The co-benefits of biogas systems are many and vary with the type of design that is in use. Generally, however, the use of a biogas system will mitigate climate change, assist in reducing the rates of deforestation and forest degradation, take away the burden of firewood collection and transportation by our children and womenfolk, eliminate eye irritations for our womenfolk and children during cooking, and eliminate the chances of our womenfolk and children contracting breathing problems and diseases as a result of prolonged exposure to smoke from combustion of firewood.
Bio-methane from a biogas system has a higher energy value than firewood, and 1kg of biogas can cook three times more food than 1kg of firewood. Therefore, biogas is a more efficient energy source than firewood.
I experimented in 2014 with developing a low-cost biogas system that used household waste to generate bio-methane for both cooking and heating. The biogas system I designed was simple and cost less than K200 to construct (Figure 3). And for any other design it would cost some money in the initial stage for construction, but after that the biogas system can generate bio-methane without the need for any costly maintenance and can last many years if good care is taken of it.
Biogas systems can generate bio-methane all year round, and all one has to do is feed the system with waste food on a weekly basis. Ripened and rotting fruits such as bananas, guavas and pawpaw are good sources that can feed these systems. Cooked foods such as taro, vegetables, banana, sweet potato, English potato, yams and rice can also be used. Meat, greasy foods, lemons, oranges and pineapples should not be used in the system.

Records shown:
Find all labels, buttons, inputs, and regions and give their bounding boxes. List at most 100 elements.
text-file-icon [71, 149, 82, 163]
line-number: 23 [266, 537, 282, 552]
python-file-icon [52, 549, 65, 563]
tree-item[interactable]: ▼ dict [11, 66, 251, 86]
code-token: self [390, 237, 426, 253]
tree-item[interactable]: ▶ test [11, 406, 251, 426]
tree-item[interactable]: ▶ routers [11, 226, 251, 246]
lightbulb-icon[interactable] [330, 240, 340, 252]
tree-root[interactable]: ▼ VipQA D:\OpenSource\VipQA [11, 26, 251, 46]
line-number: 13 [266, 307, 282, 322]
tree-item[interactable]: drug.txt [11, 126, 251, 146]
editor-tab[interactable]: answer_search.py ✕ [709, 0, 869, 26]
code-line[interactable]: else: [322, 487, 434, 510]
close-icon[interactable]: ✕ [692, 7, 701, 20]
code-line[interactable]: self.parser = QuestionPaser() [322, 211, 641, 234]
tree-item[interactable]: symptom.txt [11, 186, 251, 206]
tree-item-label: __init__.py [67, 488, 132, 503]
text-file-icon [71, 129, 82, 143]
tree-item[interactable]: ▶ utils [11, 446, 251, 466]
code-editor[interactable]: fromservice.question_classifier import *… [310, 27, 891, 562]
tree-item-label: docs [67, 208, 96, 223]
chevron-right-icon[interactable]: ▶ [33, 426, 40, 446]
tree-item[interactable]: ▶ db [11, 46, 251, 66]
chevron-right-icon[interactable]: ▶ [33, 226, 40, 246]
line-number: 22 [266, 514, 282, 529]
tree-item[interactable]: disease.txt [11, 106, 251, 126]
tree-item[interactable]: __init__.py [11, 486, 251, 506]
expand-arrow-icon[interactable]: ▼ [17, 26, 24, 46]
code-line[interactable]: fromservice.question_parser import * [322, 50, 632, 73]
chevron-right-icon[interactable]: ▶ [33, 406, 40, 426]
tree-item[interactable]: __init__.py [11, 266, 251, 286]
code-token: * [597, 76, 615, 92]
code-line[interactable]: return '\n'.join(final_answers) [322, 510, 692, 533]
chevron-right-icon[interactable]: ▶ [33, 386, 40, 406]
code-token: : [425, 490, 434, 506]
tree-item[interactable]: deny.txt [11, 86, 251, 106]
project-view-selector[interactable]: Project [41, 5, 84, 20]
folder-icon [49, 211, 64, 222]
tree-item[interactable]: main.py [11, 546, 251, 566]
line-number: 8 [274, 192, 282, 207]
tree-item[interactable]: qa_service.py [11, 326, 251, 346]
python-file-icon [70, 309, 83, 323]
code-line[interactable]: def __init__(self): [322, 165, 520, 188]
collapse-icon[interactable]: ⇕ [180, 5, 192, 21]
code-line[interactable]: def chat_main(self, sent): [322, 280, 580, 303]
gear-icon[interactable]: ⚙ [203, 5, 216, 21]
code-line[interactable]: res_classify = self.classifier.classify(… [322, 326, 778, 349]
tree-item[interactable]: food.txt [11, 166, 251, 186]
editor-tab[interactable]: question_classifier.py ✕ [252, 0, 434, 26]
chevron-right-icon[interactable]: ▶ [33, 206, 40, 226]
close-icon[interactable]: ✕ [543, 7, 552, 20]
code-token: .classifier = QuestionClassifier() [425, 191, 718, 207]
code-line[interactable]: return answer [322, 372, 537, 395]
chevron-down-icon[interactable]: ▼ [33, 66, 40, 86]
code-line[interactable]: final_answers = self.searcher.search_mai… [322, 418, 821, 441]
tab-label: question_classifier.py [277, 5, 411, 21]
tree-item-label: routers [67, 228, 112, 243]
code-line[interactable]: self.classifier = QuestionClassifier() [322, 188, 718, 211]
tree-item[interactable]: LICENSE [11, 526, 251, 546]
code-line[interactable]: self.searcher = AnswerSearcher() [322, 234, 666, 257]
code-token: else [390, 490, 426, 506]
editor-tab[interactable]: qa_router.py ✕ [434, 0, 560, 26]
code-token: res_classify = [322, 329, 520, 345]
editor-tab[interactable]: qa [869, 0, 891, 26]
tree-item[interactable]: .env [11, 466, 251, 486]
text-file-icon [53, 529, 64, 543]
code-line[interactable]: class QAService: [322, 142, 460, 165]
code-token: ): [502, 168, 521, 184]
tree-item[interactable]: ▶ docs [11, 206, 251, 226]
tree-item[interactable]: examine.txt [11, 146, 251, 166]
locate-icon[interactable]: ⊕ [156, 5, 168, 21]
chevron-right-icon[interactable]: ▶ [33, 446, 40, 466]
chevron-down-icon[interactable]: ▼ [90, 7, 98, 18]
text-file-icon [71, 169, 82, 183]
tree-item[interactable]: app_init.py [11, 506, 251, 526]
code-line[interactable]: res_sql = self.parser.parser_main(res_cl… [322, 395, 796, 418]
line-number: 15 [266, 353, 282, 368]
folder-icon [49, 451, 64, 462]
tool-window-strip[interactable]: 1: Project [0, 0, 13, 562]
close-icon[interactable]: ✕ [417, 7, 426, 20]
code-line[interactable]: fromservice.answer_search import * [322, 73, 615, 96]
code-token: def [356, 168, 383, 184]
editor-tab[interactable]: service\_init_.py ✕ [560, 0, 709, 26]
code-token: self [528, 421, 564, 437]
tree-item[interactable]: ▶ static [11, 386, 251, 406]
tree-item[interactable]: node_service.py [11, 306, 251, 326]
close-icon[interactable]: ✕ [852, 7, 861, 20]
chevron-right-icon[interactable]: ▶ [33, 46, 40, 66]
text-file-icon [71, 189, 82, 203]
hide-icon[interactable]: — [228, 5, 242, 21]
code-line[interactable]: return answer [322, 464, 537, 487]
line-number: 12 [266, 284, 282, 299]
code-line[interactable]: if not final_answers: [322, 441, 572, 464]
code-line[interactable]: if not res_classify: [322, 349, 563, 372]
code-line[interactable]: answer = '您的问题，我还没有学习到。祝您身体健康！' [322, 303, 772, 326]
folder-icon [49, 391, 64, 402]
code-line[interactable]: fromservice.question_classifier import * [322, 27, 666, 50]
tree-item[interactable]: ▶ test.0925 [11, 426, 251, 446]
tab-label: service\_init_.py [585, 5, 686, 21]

Task directions: Using the biogas passage, explain in one to three sentences why biogas counts as a more efficient energy source than firewood.

Exercise solution: Bio-methane from a biogas system has a higher energy value than firewood. As a result, 1kg of biogas can cook three times more food than 1kg of firewood.